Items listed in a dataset
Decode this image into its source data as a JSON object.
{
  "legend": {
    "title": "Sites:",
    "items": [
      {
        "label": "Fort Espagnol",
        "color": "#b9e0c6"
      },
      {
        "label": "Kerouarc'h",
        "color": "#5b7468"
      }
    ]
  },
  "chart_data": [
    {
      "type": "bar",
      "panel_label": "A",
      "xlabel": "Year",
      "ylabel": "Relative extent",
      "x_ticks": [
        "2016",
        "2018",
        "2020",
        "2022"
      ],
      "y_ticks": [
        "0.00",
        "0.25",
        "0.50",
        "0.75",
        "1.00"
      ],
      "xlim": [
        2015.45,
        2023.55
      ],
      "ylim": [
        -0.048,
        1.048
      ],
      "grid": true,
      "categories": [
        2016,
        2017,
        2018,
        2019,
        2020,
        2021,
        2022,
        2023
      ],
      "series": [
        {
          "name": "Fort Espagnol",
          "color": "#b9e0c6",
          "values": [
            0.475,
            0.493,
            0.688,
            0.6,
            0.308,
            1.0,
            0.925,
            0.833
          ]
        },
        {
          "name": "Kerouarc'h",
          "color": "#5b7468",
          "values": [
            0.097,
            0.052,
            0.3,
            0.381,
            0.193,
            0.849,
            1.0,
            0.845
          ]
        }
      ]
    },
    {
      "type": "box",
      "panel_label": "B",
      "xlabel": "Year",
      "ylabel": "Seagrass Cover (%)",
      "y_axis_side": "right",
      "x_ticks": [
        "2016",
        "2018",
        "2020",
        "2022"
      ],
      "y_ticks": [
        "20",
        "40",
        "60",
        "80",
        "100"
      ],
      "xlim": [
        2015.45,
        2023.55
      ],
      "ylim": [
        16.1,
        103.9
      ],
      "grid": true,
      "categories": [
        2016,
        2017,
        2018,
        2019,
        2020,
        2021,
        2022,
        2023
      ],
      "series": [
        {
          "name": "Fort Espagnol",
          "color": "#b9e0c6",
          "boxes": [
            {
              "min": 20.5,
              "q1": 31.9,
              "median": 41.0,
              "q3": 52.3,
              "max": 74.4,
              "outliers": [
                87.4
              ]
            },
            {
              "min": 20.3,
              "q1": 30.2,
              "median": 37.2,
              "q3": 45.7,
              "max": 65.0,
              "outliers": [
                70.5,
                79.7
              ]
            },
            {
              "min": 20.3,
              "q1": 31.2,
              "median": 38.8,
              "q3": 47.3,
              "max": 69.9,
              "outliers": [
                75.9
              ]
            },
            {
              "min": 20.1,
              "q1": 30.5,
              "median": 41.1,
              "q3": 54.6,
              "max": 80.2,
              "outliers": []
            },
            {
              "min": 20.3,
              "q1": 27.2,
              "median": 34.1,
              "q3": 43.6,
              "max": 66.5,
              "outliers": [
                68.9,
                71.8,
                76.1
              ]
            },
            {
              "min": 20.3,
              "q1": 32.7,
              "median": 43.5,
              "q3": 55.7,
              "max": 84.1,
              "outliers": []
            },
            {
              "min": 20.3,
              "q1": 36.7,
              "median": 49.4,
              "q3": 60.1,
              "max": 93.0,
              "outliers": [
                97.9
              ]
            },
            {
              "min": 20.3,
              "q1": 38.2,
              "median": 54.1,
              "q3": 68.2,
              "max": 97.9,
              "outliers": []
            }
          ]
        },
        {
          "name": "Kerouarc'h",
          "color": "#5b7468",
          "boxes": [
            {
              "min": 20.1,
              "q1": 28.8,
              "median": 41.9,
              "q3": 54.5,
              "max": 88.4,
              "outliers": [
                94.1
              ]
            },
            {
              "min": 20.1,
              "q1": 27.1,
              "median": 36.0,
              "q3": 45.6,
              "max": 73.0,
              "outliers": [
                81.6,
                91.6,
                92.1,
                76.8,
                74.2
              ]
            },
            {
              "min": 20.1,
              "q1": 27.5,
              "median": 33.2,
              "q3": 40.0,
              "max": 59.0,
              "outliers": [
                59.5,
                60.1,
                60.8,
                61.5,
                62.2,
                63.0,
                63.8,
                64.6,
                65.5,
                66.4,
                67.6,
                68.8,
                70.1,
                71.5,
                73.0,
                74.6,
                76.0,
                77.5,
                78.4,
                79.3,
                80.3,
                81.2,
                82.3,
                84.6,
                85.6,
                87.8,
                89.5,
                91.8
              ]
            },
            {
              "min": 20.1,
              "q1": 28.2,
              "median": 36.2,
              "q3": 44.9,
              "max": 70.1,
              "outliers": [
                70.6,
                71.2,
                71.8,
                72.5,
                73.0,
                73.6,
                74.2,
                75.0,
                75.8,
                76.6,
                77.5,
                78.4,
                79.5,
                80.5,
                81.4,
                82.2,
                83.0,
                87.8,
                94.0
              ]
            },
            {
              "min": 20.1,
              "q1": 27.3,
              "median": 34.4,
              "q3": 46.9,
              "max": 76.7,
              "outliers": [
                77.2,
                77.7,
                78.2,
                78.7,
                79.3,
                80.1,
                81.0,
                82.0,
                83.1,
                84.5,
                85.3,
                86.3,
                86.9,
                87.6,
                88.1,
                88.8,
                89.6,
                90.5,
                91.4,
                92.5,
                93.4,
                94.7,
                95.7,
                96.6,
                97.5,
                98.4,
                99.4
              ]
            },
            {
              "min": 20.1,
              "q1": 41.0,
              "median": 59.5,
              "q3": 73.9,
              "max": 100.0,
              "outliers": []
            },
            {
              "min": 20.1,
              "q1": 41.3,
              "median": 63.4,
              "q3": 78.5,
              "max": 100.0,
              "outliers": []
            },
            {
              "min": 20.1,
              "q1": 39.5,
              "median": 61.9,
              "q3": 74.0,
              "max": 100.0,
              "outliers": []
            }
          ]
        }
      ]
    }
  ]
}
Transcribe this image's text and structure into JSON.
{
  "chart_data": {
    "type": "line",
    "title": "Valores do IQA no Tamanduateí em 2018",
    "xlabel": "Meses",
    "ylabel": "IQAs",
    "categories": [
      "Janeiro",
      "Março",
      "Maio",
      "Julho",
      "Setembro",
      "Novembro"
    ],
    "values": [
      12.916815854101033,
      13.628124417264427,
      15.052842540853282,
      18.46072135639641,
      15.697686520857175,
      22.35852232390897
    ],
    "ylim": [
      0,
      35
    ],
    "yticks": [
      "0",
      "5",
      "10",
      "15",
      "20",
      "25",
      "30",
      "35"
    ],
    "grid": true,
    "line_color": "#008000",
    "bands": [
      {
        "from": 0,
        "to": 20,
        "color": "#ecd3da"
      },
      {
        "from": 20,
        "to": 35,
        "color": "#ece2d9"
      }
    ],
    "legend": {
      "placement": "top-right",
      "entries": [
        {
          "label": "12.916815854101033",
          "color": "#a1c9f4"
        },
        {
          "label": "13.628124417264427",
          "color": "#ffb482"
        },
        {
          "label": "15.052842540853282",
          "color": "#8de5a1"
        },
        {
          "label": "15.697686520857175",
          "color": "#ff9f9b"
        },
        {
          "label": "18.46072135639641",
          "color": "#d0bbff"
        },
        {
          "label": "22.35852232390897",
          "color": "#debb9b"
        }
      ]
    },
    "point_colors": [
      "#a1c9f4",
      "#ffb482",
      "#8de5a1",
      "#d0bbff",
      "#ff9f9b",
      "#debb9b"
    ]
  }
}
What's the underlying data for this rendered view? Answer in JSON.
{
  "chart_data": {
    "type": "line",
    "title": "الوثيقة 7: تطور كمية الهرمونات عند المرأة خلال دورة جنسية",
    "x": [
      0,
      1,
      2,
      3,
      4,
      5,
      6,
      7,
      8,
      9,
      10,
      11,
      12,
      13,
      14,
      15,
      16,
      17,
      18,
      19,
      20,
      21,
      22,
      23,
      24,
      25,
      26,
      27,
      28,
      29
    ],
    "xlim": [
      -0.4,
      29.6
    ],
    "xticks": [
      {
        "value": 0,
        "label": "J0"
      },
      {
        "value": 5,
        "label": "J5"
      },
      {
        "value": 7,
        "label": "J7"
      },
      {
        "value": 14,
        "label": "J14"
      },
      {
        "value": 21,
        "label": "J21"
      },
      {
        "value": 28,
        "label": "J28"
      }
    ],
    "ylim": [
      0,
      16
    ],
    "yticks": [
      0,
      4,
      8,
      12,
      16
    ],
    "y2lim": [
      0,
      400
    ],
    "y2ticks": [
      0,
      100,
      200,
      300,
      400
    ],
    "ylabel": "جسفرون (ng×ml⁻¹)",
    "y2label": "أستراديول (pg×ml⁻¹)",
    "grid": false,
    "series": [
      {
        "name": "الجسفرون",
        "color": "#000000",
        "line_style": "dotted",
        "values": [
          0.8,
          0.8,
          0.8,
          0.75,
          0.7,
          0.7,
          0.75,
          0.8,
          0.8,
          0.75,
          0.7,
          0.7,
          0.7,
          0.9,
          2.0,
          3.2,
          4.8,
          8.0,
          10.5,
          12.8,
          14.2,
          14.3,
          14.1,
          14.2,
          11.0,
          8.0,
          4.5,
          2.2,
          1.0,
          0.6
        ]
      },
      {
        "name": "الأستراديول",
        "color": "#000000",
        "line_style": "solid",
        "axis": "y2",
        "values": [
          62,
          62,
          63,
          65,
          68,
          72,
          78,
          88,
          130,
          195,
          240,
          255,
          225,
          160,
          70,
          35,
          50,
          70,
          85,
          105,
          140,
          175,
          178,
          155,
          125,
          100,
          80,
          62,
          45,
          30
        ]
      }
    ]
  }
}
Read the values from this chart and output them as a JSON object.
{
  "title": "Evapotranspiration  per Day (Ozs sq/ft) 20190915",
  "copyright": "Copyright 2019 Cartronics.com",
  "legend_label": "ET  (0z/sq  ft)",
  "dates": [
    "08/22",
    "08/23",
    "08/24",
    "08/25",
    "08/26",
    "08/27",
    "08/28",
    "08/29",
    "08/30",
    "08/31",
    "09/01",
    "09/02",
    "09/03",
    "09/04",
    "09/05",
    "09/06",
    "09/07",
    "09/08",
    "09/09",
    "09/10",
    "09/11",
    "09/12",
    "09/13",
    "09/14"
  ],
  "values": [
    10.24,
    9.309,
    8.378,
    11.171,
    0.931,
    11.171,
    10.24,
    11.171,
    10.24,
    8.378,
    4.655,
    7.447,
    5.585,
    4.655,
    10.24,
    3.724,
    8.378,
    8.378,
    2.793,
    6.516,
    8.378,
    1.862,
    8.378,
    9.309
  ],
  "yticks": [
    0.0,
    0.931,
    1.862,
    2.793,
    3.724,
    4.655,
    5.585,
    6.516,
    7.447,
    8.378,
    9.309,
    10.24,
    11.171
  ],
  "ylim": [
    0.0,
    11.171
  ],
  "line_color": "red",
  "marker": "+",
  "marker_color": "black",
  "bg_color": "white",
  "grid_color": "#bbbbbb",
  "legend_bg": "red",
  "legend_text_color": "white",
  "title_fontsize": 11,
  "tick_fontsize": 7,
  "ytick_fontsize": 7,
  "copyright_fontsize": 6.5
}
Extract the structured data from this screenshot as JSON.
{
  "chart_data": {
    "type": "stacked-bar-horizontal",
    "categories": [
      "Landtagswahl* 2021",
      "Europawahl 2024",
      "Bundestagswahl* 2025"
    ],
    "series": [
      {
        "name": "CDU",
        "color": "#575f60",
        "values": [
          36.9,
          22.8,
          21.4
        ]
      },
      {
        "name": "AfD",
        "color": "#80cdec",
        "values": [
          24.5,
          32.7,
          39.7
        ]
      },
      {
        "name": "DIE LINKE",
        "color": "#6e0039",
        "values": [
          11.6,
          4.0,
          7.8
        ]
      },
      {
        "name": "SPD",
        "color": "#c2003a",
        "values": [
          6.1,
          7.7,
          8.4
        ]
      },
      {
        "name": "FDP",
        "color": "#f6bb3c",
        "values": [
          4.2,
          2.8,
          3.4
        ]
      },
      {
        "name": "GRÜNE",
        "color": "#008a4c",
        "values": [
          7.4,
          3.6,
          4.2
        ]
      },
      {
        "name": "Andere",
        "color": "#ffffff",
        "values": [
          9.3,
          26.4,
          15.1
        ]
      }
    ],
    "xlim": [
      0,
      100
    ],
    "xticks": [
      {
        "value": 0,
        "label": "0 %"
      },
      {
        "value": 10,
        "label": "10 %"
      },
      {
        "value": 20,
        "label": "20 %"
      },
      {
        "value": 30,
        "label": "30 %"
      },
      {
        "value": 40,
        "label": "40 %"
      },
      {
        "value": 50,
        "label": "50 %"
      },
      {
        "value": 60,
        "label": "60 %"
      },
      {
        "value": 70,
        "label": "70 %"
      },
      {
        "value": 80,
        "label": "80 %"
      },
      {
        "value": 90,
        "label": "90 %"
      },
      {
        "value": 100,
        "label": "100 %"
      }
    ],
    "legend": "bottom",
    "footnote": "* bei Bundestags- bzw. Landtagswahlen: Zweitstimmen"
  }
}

### Required work
Report how many lines of the listing above include the word "object". Say nothing but the number.

### Written solution
2